GIVEN INSTRUCTION: Write the records out again, precisely as they stand.

SUPPLIED DATA:

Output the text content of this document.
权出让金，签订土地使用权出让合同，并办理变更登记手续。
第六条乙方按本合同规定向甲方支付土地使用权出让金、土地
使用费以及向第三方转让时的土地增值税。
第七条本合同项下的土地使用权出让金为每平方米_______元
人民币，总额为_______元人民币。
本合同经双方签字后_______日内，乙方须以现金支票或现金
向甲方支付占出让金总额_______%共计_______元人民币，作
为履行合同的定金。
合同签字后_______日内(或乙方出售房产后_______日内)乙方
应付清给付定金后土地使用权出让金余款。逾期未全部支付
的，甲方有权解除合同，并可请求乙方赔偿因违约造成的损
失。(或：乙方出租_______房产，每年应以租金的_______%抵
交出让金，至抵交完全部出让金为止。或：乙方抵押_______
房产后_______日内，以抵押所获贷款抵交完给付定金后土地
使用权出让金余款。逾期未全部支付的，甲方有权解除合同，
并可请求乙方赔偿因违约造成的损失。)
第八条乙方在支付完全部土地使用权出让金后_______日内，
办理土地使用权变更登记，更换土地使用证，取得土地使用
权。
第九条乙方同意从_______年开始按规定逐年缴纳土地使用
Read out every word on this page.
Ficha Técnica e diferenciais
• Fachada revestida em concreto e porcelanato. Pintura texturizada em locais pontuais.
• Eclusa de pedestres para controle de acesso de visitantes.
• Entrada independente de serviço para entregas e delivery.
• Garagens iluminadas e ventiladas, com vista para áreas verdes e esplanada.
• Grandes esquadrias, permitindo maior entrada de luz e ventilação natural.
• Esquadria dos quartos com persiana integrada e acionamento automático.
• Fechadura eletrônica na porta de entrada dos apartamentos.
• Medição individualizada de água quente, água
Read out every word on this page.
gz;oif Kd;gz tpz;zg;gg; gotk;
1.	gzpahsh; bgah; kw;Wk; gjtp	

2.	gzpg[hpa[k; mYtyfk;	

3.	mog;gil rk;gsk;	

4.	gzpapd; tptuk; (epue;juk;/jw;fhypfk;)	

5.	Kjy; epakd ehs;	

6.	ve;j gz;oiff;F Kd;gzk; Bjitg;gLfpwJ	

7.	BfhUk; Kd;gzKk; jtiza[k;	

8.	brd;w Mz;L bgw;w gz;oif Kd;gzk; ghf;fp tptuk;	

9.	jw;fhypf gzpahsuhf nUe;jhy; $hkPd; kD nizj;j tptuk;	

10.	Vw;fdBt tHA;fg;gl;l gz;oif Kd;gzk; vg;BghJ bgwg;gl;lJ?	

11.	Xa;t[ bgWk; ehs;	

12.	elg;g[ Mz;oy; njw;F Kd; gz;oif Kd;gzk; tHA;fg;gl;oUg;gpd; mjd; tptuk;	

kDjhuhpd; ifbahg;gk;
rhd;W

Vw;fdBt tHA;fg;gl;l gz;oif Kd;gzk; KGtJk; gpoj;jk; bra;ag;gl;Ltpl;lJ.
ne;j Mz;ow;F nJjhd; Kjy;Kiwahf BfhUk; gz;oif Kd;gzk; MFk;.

TASK SOLUTION:
Output the text content of this document.
权出让金，签订土地使用权出让合同，并办理变更登记手续。
第六条乙方按本合同规定向甲方支付土地使用权出让金、土地
使用费以及向第三方转让时的土地增值税。
第七条本合同项下的土地使用权出让金为每平方米_______元
人民币，总额为_______元人民币。
本合同经双方签字后_______日内，乙方须以现金支票或现金
向甲方支付占出让金总额_______%共计_______元人民币，作
为履行合同的定金。
合同签字后_______日内(或乙方出售房产后_______日内)乙方
应付清给付定金后土地使用权出让金余款。逾期未全部支付
的，甲方有权解除合同，并可请求乙方赔偿因违约造成的损
失。(或：乙方出租_______房产，每年应以租金的_______%抵
交出让金，至抵交完全部出让金为止。或：乙方抵押_______
房产后_______日内，以抵押所获贷款抵交完给付定金后土地
使用权出让金余款。逾期未全部支付的，甲方有权解除合同，
并可请求乙方赔偿因违约造成的损失。)
第八条乙方在支付完全部土地使用权出让金后_______日内，
办理土地使用权变更登记，更换土地使用证，取得土地使用
权。
第九条乙方同意从_______年开始按规定逐年缴纳土地使用
Read out every word on this page.
Ficha Técnica e diferenciais
• Fachada revestida em concreto e porcelanato. Pintura texturizada em locais pontuais.
• Eclusa de pedestres para controle de acesso de visitantes.
• Entrada independente de serviço para entregas e delivery.
• Garagens iluminadas e ventiladas, com vista para áreas verdes e esplanada.
• Grandes esquadrias, permitindo maior entrada de luz e ventilação natural.
• Esquadria dos quartos com persiana integrada e acionamento automático.
• Fechadura eletrônica na porta de entrada dos apartamentos.
• Medição individualizada de água quente, água
Read out every word on this page.
gz;oif Kd;gz tpz;zg;gg; gotk;
1.	gzpahsh; bgah; kw;Wk; gjtp	

2.	gzpg[hpa[k; mYtyfk;	

3.	mog;gil rk;gsk;	

4.	gzpapd; tptuk; (epue;juk;/jw;fhypfk;)	

5.	Kjy; epakd ehs;	

6.	ve;j gz;oiff;F Kd;gzk; Bjitg;gLfpwJ	

7.	BfhUk; Kd;gzKk; jtiza[k;	

8.	brd;w Mz;L bgw;w gz;oif Kd;gzk; ghf;fp tptuk;	

9.	jw;fhypf gzpahsuhf nUe;jhy; $hkPd; kD nizj;j tptuk;	

10.	Vw;fdBt tHA;fg;gl;l gz;oif Kd;gzk; vg;BghJ bgwg;gl;lJ?	

11.	Xa;t[ bgWk; ehs;	

12.	elg;g[ Mz;oy; njw;F Kd; gz;oif Kd;gzk; tHA;fg;gl;oUg;gpd; mjd; tptuk;	

kDjhuhpd; ifbahg;gk;
rhd;W

Vw;fdBt tHA;fg;gl;l gz;oif Kd;gzk; KGtJk; gpoj;jk; bra;ag;gl;Ltpl;lJ.
ne;j Mz;ow;F nJjhd; Kjy;Kiwahf BfhUk; gz;oif Kd;gzk; MFk;.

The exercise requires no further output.